§ **What is required**
Go through the records below line by line, counting those that contain the word "image"; answer with the count only.

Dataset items
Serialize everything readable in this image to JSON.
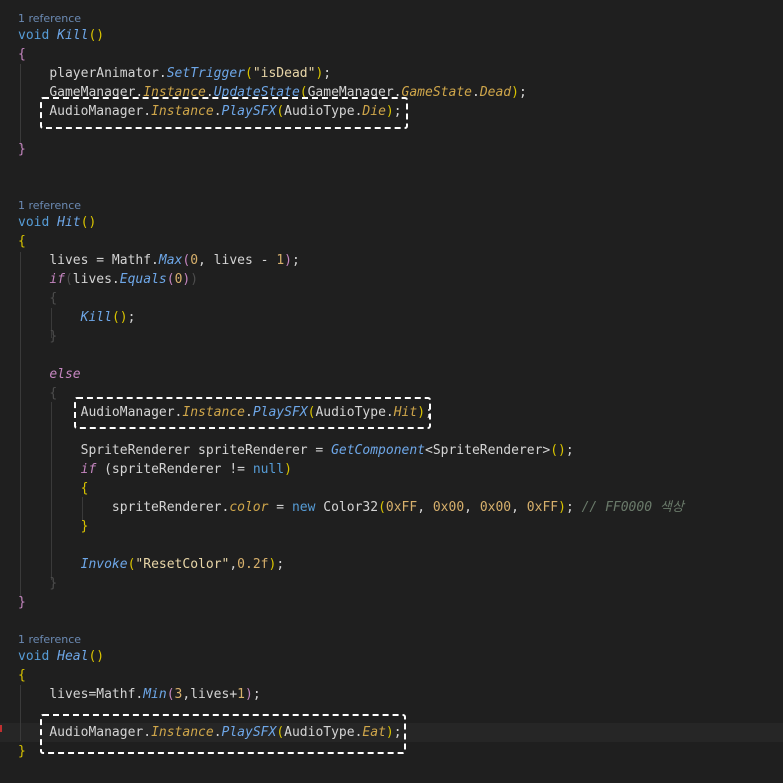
{
  "editor": {
    "codelens": [
      "1 reference",
      "1 reference",
      "1 reference"
    ],
    "kill": {
      "void": "void",
      "name": "Kill",
      "parens": "()",
      "open": "{",
      "close": "}",
      "l1_obj": "playerAnimator.",
      "l1_m": "SetTrigger",
      "l1_o": "(",
      "l1_s": "\"isDead\"",
      "l1_c": ")",
      "l1_end": ";",
      "l2_obj": "GameManager.",
      "l2_p": "Instance",
      "l2_dot": ".",
      "l2_m": "UpdateState",
      "l2_o": "(",
      "l2_arg": "GameManager.",
      "l2_e": "GameState",
      "l2_dot2": ".",
      "l2_v": "Dead",
      "l2_c": ")",
      "l2_end": ";",
      "l3_obj": "AudioManager.",
      "l3_p": "Instance",
      "l3_dot": ".",
      "l3_m": "PlaySFX",
      "l3_o": "(",
      "l3_arg": "AudioType.",
      "l3_v": "Die",
      "l3_c": ")",
      "l3_end": ";"
    },
    "hit": {
      "void": "void",
      "name": "Hit",
      "parens": "()",
      "open": "{",
      "close": "}",
      "l1_a": "lives = Mathf.",
      "l1_m": "Max",
      "l1_o": "(",
      "l1_n0": "0",
      "l1_b": ", lives - ",
      "l1_n1": "1",
      "l1_c": ")",
      "l1_end": ";",
      "if": "if",
      "if_o": "(",
      "if_a": "lives.",
      "if_m": "Equals",
      "if_o2": "(",
      "if_n": "0",
      "if_c2": ")",
      "if_c": ")",
      "b1_open": "{",
      "kill_m": "Kill",
      "kill_p": "()",
      "kill_end": ";",
      "b1_close": "}",
      "else": "else",
      "b2_open": "{",
      "sfx_obj": "AudioManager.",
      "sfx_p": "Instance",
      "sfx_dot": ".",
      "sfx_m": "PlaySFX",
      "sfx_o": "(",
      "sfx_arg": "AudioType.",
      "sfx_v": "Hit",
      "sfx_c": ")",
      "sfx_end": ";",
      "sr_a": "SpriteRenderer spriteRenderer = ",
      "sr_m": "GetComponent",
      "sr_g": "<SpriteRenderer>",
      "sr_p": "()",
      "sr_end": ";",
      "if2": "if",
      "if2_a": " (spriteRenderer != ",
      "if2_null": "null",
      "if2_c": ")",
      "b3_open": "{",
      "col_a": "spriteRenderer.",
      "col_p": "color",
      "col_b": " = ",
      "col_new": "new",
      "col_t": " Color32",
      "col_o": "(",
      "col_n1": "0xFF",
      "col_s1": ", ",
      "col_n2": "0x00",
      "col_s2": ", ",
      "col_n3": "0x00",
      "col_s3": ", ",
      "col_n4": "0xFF",
      "col_c": ")",
      "col_end": ";",
      "col_cmt": " // FF0000 색상",
      "b3_close": "}",
      "inv_m": "Invoke",
      "inv_o": "(",
      "inv_s": "\"ResetColor\"",
      "inv_comma": ",",
      "inv_n": "0.2f",
      "inv_c": ")",
      "inv_end": ";",
      "b2_close": "}"
    },
    "heal": {
      "void": "void",
      "name": "Heal",
      "parens": "()",
      "open": "{",
      "close": "}",
      "l1_a": "lives=Mathf.",
      "l1_m": "Min",
      "l1_o": "(",
      "l1_n3": "3",
      "l1_b": ",lives+",
      "l1_n1": "1",
      "l1_c": ")",
      "l1_end": ";",
      "sfx_obj": "AudioManager.",
      "sfx_p": "Instance",
      "sfx_dot": ".",
      "sfx_m": "PlaySFX",
      "sfx_o": "(",
      "sfx_arg": "AudioType.",
      "sfx_v": "Eat",
      "sfx_c": ")",
      "sfx_end": ";"
    }
  }
}
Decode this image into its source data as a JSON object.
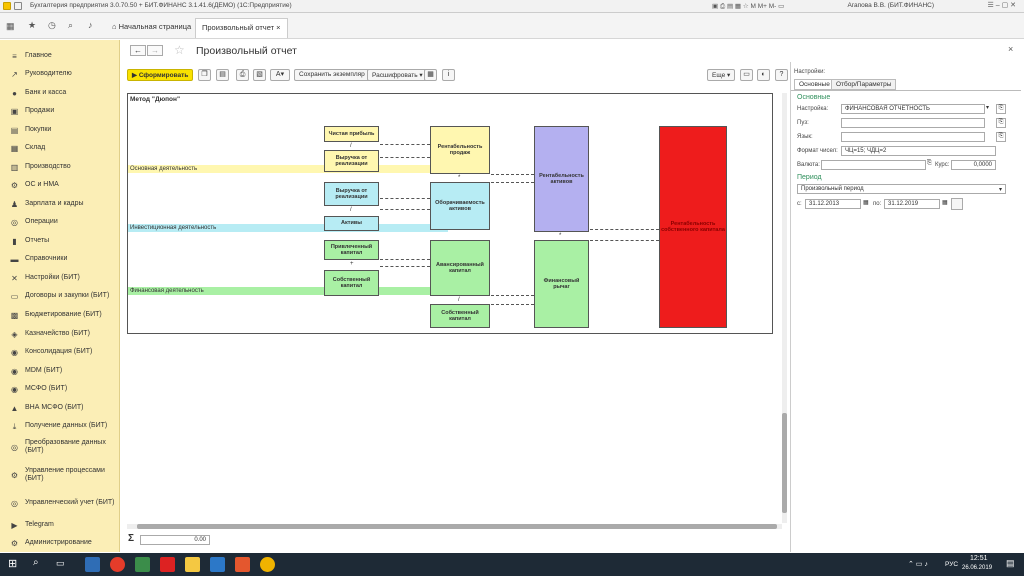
{
  "titlebar": {
    "title": "Бухгалтерия предприятия 3.0.70.50 + БИТ.ФИНАНС 3.1.41.6(ДЕМО)   (1С:Предприятие)",
    "user": "Агапова В.В. (БИТ.ФИНАНС)"
  },
  "tabs": {
    "home": "Начальная страница",
    "report": "Произвольный отчет"
  },
  "sidebar": [
    {
      "label": "Главное",
      "icon": "≡"
    },
    {
      "label": "Руководителю",
      "icon": "↗"
    },
    {
      "label": "Банк и касса",
      "icon": "●"
    },
    {
      "label": "Продажи",
      "icon": "▣"
    },
    {
      "label": "Покупки",
      "icon": "▤"
    },
    {
      "label": "Склад",
      "icon": "▦"
    },
    {
      "label": "Производство",
      "icon": "▥"
    },
    {
      "label": "ОС и НМА",
      "icon": "⚙"
    },
    {
      "label": "Зарплата и кадры",
      "icon": "♟"
    },
    {
      "label": "Операции",
      "icon": "◎"
    },
    {
      "label": "Отчеты",
      "icon": "▮"
    },
    {
      "label": "Справочники",
      "icon": "▬"
    },
    {
      "label": "Настройки (БИТ)",
      "icon": "✕"
    },
    {
      "label": "Договоры и закупки (БИТ)",
      "icon": "▭"
    },
    {
      "label": "Бюджетирование (БИТ)",
      "icon": "▩"
    },
    {
      "label": "Казначейство (БИТ)",
      "icon": "◈"
    },
    {
      "label": "Консолидация (БИТ)",
      "icon": "◉"
    },
    {
      "label": "MDM (БИТ)",
      "icon": "◉"
    },
    {
      "label": "МСФО (БИТ)",
      "icon": "◉"
    },
    {
      "label": "ВНА МСФО (БИТ)",
      "icon": "▲"
    },
    {
      "label": "Получение данных (БИТ)",
      "icon": "⤓"
    },
    {
      "label": "Преобразование данных (БИТ)",
      "icon": "◎"
    },
    {
      "label": "Управление процессами (БИТ)",
      "icon": "⚙"
    },
    {
      "label": "Управленческий учет (БИТ)",
      "icon": "◎"
    },
    {
      "label": "Telegram",
      "icon": "▶"
    },
    {
      "label": "Администрирование",
      "icon": "⚙"
    }
  ],
  "page_title": "Произвольный отчет",
  "toolbar": {
    "generate": "Сформировать",
    "save_variant": "Сохранить экземпляр",
    "decode": "Расшифровать",
    "more": "Еще"
  },
  "report": {
    "title": "Метод \"Дюпон\"",
    "bands": {
      "operating": "Основная деятельность",
      "investing": "Инвестиционная деятельность",
      "financing": "Финансовая деятельность"
    },
    "boxes": {
      "net_profit": "Чистая прибыль",
      "revenue1": "Выручка от реализации",
      "revenue2": "Выручка от реализации",
      "assets": "Активы",
      "borrowed": "Привлеченный капитал",
      "equity1": "Собственный капитал",
      "ros": "Рентабельность продаж",
      "turnover": "Оборачиваемость активов",
      "advanced": "Авансированный капитал",
      "equity2": "Собственный капитал",
      "roa": "Рентабельность активов",
      "leverage": "Финансовый рычаг",
      "roe": "Рентабельность собственного капитала"
    },
    "ops": {
      "div1": "/",
      "div2": "/",
      "div3": "/",
      "mul1": "*",
      "div4": "/",
      "mul2": "*"
    }
  },
  "total": {
    "sigma": "Σ",
    "value": "0.00"
  },
  "settings": {
    "header": "Настройки:",
    "tabs": [
      "Основные",
      "Отбор/Параметры"
    ],
    "section_main": "Основные",
    "setting_label": "Настройка:",
    "setting_value": "ФИНАНСОВАЯ ОТЧЕТНОСТЬ",
    "user_label": "Пуз:",
    "lang_label": "Язык:",
    "format_label": "Формат чисел:",
    "format_value": "ЧЦ=15; ЧДЦ=2",
    "currency_label": "Валюта:",
    "rate_label": "Курс:",
    "rate_value": "0,0000",
    "section_period": "Период",
    "period_value": "Произвольный период",
    "from_label": "с:",
    "from_value": "31.12.2013",
    "to_label": "по:",
    "to_value": "31.12.2019"
  },
  "taskbar": {
    "lang": "РУС",
    "time": "12:51",
    "date": "26.06.2019"
  }
}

§ **Full solution**
2